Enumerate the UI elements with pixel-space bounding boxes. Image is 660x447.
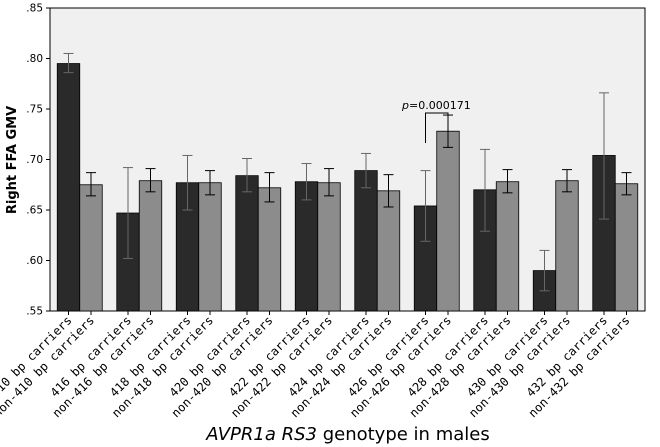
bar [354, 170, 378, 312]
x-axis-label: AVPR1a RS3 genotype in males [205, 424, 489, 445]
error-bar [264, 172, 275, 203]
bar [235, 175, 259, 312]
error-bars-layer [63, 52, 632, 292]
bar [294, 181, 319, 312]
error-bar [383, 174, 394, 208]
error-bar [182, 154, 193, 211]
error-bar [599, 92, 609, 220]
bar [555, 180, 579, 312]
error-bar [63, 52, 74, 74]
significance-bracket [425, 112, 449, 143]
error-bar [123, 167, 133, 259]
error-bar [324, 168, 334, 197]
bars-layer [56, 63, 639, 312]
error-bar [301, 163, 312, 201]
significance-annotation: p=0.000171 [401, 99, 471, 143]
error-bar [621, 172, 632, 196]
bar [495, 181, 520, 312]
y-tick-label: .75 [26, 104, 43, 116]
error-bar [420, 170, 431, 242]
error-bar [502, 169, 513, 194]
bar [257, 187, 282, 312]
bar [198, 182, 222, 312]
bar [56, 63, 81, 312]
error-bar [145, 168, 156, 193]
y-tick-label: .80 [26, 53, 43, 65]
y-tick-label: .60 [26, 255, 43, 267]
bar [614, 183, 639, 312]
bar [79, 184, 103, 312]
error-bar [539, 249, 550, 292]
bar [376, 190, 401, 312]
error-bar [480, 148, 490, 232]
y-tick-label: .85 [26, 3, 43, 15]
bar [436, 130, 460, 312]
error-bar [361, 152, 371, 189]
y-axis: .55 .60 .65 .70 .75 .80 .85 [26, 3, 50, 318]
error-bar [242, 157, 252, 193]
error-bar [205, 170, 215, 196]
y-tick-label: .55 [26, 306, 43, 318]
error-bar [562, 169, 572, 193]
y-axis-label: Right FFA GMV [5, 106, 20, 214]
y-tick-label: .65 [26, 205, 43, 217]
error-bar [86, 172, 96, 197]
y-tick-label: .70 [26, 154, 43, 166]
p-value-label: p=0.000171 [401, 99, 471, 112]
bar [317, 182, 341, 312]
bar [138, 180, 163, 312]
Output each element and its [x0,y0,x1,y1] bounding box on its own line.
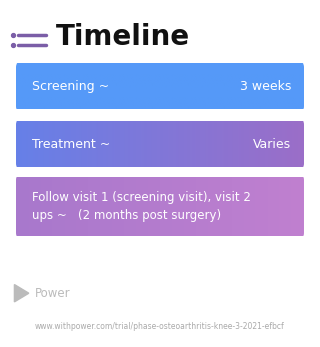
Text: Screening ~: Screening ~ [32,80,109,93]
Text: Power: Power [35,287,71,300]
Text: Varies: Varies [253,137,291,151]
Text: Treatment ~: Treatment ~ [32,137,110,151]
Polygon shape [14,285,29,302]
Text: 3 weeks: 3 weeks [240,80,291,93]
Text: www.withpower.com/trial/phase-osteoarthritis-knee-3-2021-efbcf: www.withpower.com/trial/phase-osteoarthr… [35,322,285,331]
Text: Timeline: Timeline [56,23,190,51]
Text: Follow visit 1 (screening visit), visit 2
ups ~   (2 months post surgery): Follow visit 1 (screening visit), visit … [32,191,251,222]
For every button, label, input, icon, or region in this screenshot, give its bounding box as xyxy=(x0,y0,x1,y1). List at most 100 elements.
_ _ _ _
The task: Transcribe all of the listing above line for line, leaving out the pictures.

Full output:
Enumerate the UI elements with pixel-space bounding boxes. Image is 660x447.
bar [354, 170, 378, 312]
x-axis-label: AVPR1a RS3 genotype in males [205, 424, 489, 445]
error-bar [264, 172, 275, 203]
bar [235, 175, 259, 312]
error-bars-layer [63, 52, 632, 292]
bar [294, 181, 319, 312]
error-bar [383, 174, 394, 208]
error-bar [182, 154, 193, 211]
error-bar [599, 92, 609, 220]
bar [555, 180, 579, 312]
error-bar [63, 52, 74, 74]
significance-bracket [425, 112, 449, 143]
error-bar [123, 167, 133, 259]
error-bar [324, 168, 334, 197]
bars-layer [56, 63, 639, 312]
error-bar [301, 163, 312, 201]
significance-annotation: p=0.000171 [401, 99, 471, 143]
error-bar [621, 172, 632, 196]
bar [495, 181, 520, 312]
y-tick-label: .75 [26, 104, 43, 116]
error-bar [420, 170, 431, 242]
error-bar [502, 169, 513, 194]
bar [257, 187, 282, 312]
bar [198, 182, 222, 312]
bar [56, 63, 81, 312]
error-bar [145, 168, 156, 193]
y-tick-label: .80 [26, 53, 43, 65]
y-tick-label: .60 [26, 255, 43, 267]
bar [614, 183, 639, 312]
bar [79, 184, 103, 312]
error-bar [539, 249, 550, 292]
bar [376, 190, 401, 312]
error-bar [480, 148, 490, 232]
y-tick-label: .85 [26, 3, 43, 15]
bar [436, 130, 460, 312]
error-bar [361, 152, 371, 189]
y-axis: .55 .60 .65 .70 .75 .80 .85 [26, 3, 50, 318]
error-bar [242, 157, 252, 193]
error-bar [205, 170, 215, 196]
y-tick-label: .55 [26, 306, 43, 318]
error-bar [562, 169, 572, 193]
y-axis-label: Right FFA GMV [5, 106, 20, 214]
y-tick-label: .65 [26, 205, 43, 217]
error-bar [86, 172, 96, 197]
y-tick-label: .70 [26, 154, 43, 166]
p-value-label: p=0.000171 [401, 99, 471, 112]
bar [317, 182, 341, 312]
bar [138, 180, 163, 312]
Output each element and its [x0,y0,x1,y1] bounding box on its own line.
Text: Screening ~: Screening ~ [32,80,109,93]
Text: Power: Power [35,287,71,300]
Text: Varies: Varies [253,137,291,151]
Text: Treatment ~: Treatment ~ [32,137,110,151]
Polygon shape [14,285,29,302]
Text: 3 weeks: 3 weeks [240,80,291,93]
Text: www.withpower.com/trial/phase-osteoarthritis-knee-3-2021-efbcf: www.withpower.com/trial/phase-osteoarthr… [35,322,285,331]
Text: Timeline: Timeline [56,23,190,51]
Text: Follow visit 1 (screening visit), visit 2
ups ~   (2 months post surgery): Follow visit 1 (screening visit), visit … [32,191,251,222]
For every button, label, input, icon, or region in this screenshot, give its bounding box as xyxy=(x0,y0,x1,y1). List at most 100 elements.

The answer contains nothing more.